(Figure dataset records)
═══
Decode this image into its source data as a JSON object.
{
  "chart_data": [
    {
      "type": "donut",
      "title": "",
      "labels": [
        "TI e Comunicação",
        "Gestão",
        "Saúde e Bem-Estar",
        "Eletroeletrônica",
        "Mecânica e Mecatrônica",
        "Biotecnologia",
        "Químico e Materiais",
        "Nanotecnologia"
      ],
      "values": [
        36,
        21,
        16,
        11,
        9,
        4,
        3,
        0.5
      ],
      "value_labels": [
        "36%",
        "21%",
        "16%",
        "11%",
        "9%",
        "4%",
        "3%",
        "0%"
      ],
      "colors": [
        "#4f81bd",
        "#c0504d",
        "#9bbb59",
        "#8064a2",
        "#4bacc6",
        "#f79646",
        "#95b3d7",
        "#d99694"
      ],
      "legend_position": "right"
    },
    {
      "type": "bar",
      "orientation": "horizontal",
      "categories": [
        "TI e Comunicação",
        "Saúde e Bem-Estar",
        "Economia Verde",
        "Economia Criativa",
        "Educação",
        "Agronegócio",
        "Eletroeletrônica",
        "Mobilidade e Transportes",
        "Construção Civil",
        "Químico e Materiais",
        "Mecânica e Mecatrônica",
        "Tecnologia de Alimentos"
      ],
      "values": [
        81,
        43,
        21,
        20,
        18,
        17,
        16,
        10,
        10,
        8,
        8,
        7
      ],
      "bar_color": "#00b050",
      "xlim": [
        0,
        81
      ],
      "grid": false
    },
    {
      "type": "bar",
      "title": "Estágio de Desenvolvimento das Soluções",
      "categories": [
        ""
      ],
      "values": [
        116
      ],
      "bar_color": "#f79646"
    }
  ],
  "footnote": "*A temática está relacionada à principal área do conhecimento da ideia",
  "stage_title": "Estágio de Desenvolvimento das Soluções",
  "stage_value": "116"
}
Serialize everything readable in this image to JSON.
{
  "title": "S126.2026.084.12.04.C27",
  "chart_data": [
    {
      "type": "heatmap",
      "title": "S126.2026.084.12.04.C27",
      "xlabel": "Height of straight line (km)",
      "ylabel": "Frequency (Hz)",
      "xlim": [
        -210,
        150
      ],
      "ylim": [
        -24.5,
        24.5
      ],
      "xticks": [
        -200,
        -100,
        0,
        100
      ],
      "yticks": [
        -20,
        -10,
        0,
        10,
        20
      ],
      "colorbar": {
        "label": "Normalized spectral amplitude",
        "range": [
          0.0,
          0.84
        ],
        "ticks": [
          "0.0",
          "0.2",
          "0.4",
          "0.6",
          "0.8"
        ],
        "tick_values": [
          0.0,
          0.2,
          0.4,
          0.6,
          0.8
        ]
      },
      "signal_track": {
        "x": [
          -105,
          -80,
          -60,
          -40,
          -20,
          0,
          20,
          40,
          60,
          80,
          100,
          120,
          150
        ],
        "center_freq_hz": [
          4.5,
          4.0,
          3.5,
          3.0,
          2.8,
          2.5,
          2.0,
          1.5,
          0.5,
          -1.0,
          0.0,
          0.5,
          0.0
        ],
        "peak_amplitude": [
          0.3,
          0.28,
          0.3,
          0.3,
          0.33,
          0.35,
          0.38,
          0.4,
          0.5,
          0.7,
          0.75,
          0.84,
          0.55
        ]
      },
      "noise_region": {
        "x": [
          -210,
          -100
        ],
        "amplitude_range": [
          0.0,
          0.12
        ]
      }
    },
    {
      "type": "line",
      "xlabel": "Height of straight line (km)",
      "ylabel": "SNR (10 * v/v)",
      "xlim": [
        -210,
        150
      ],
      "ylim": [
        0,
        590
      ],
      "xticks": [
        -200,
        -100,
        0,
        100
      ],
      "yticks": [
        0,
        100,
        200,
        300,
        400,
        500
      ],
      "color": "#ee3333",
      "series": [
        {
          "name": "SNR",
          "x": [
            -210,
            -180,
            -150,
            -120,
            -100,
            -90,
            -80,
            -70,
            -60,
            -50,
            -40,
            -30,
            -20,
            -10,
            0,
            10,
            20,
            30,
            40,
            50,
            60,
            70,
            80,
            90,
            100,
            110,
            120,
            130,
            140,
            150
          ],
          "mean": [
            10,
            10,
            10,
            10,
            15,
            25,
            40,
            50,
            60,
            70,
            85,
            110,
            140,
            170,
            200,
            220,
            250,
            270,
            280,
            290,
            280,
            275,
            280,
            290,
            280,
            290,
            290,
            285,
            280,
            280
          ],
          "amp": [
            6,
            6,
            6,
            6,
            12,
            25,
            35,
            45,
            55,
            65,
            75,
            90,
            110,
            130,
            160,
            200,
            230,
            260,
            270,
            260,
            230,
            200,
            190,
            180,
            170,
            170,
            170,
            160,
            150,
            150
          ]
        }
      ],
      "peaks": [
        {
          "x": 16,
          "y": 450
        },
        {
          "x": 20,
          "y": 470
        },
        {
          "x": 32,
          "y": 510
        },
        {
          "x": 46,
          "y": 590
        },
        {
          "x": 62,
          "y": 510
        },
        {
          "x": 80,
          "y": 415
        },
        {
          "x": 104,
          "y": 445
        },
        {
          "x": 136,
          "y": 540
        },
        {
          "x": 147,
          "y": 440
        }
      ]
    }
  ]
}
═══
> _WHAT YOU NEED TO DO_
Write out every line of the records exactly.

> _SOLUTION FOR THIS TASK_
Decode this image into its source data as a JSON object.
{
  "chart_data": [
    {
      "type": "donut",
      "title": "",
      "labels": [
        "TI e Comunicação",
        "Gestão",
        "Saúde e Bem-Estar",
        "Eletroeletrônica",
        "Mecânica e Mecatrônica",
        "Biotecnologia",
        "Químico e Materiais",
        "Nanotecnologia"
      ],
      "values": [
        36,
        21,
        16,
        11,
        9,
        4,
        3,
        0.5
      ],
      "value_labels": [
        "36%",
        "21%",
        "16%",
        "11%",
        "9%",
        "4%",
        "3%",
        "0%"
      ],
      "colors": [
        "#4f81bd",
        "#c0504d",
        "#9bbb59",
        "#8064a2",
        "#4bacc6",
        "#f79646",
        "#95b3d7",
        "#d99694"
      ],
      "legend_position": "right"
    },
    {
      "type": "bar",
      "orientation": "horizontal",
      "categories": [
        "TI e Comunicação",
        "Saúde e Bem-Estar",
        "Economia Verde",
        "Economia Criativa",
        "Educação",
        "Agronegócio",
        "Eletroeletrônica",
        "Mobilidade e Transportes",
        "Construção Civil",
        "Químico e Materiais",
        "Mecânica e Mecatrônica",
        "Tecnologia de Alimentos"
      ],
      "values": [
        81,
        43,
        21,
        20,
        18,
        17,
        16,
        10,
        10,
        8,
        8,
        7
      ],
      "bar_color": "#00b050",
      "xlim": [
        0,
        81
      ],
      "grid": false
    },
    {
      "type": "bar",
      "title": "Estágio de Desenvolvimento das Soluções",
      "categories": [
        ""
      ],
      "values": [
        116
      ],
      "bar_color": "#f79646"
    }
  ],
  "footnote": "*A temática está relacionada à principal área do conhecimento da ideia",
  "stage_title": "Estágio de Desenvolvimento das Soluções",
  "stage_value": "116"
}
Serialize everything readable in this image to JSON.
{
  "title": "S126.2026.084.12.04.C27",
  "chart_data": [
    {
      "type": "heatmap",
      "title": "S126.2026.084.12.04.C27",
      "xlabel": "Height of straight line (km)",
      "ylabel": "Frequency (Hz)",
      "xlim": [
        -210,
        150
      ],
      "ylim": [
        -24.5,
        24.5
      ],
      "xticks": [
        -200,
        -100,
        0,
        100
      ],
      "yticks": [
        -20,
        -10,
        0,
        10,
        20
      ],
      "colorbar": {
        "label": "Normalized spectral amplitude",
        "range": [
          0.0,
          0.84
        ],
        "ticks": [
          "0.0",
          "0.2",
          "0.4",
          "0.6",
          "0.8"
        ],
        "tick_values": [
          0.0,
          0.2,
          0.4,
          0.6,
          0.8
        ]
      },
      "signal_track": {
        "x": [
          -105,
          -80,
          -60,
          -40,
          -20,
          0,
          20,
          40,
          60,
          80,
          100,
          120,
          150
        ],
        "center_freq_hz": [
          4.5,
          4.0,
          3.5,
          3.0,
          2.8,
          2.5,
          2.0,
          1.5,
          0.5,
          -1.0,
          0.0,
          0.5,
          0.0
        ],
        "peak_amplitude": [
          0.3,
          0.28,
          0.3,
          0.3,
          0.33,
          0.35,
          0.38,
          0.4,
          0.5,
          0.7,
          0.75,
          0.84,
          0.55
        ]
      },
      "noise_region": {
        "x": [
          -210,
          -100
        ],
        "amplitude_range": [
          0.0,
          0.12
        ]
      }
    },
    {
      "type": "line",
      "xlabel": "Height of straight line (km)",
      "ylabel": "SNR (10 * v/v)",
      "xlim": [
        -210,
        150
      ],
      "ylim": [
        0,
        590
      ],
      "xticks": [
        -200,
        -100,
        0,
        100
      ],
      "yticks": [
        0,
        100,
        200,
        300,
        400,
        500
      ],
      "color": "#ee3333",
      "series": [
        {
          "name": "SNR",
          "x": [
            -210,
            -180,
            -150,
            -120,
            -100,
            -90,
            -80,
            -70,
            -60,
            -50,
            -40,
            -30,
            -20,
            -10,
            0,
            10,
            20,
            30,
            40,
            50,
            60,
            70,
            80,
            90,
            100,
            110,
            120,
            130,
            140,
            150
          ],
          "mean": [
            10,
            10,
            10,
            10,
            15,
            25,
            40,
            50,
            60,
            70,
            85,
            110,
            140,
            170,
            200,
            220,
            250,
            270,
            280,
            290,
            280,
            275,
            280,
            290,
            280,
            290,
            290,
            285,
            280,
            280
          ],
          "amp": [
            6,
            6,
            6,
            6,
            12,
            25,
            35,
            45,
            55,
            65,
            75,
            90,
            110,
            130,
            160,
            200,
            230,
            260,
            270,
            260,
            230,
            200,
            190,
            180,
            170,
            170,
            170,
            160,
            150,
            150
          ]
        }
      ],
      "peaks": [
        {
          "x": 16,
          "y": 450
        },
        {
          "x": 20,
          "y": 470
        },
        {
          "x": 32,
          "y": 510
        },
        {
          "x": 46,
          "y": 590
        },
        {
          "x": 62,
          "y": 510
        },
        {
          "x": 80,
          "y": 415
        },
        {
          "x": 104,
          "y": 445
        },
        {
          "x": 136,
          "y": 540
        },
        {
          "x": 147,
          "y": 440
        }
      ]
    }
  ]
}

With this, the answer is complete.